# Given exercise
Pictures should be excluded; otherwise, copy every entry exactly.
>> start The records
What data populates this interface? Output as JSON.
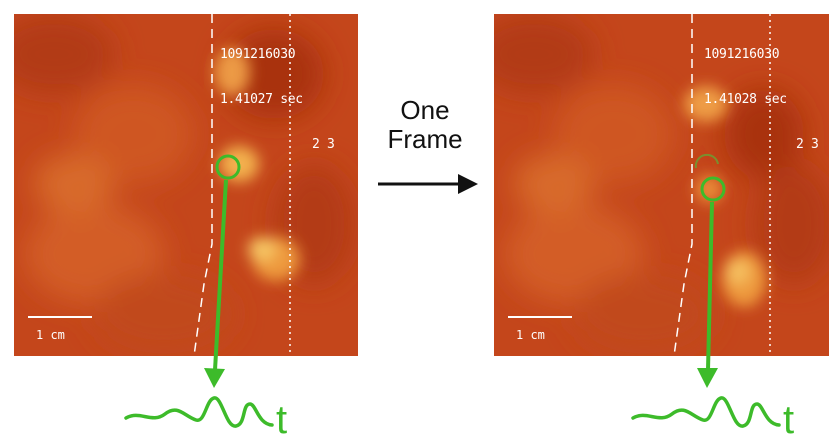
{
  "left_panel": {
    "readout_line1": "1091216030",
    "readout_line2": "1.41027 sec",
    "readout_line3": "2 3",
    "scale_label": "1 cm"
  },
  "right_panel": {
    "readout_line1": "1091216030",
    "readout_line2": "1.41028 sec",
    "readout_line3": "2 3",
    "scale_label": "1 cm"
  },
  "transition": {
    "line1": "One",
    "line2": "Frame"
  },
  "trace": {
    "left_label": "t",
    "right_label": "t"
  },
  "colors": {
    "background_map": "#c4461b",
    "marker": "#3dbb2a",
    "arrow": "#111111"
  }
}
>> end The records
# Exercise solution
What data populates this interface? Output as JSON.
{
  "left_panel": {
    "readout_line1": "1091216030",
    "readout_line2": "1.41027 sec",
    "readout_line3": "2 3",
    "scale_label": "1 cm"
  },
  "right_panel": {
    "readout_line1": "1091216030",
    "readout_line2": "1.41028 sec",
    "readout_line3": "2 3",
    "scale_label": "1 cm"
  },
  "transition": {
    "line1": "One",
    "line2": "Frame"
  },
  "trace": {
    "left_label": "t",
    "right_label": "t"
  },
  "colors": {
    "background_map": "#c4461b",
    "marker": "#3dbb2a",
    "arrow": "#111111"
  }
}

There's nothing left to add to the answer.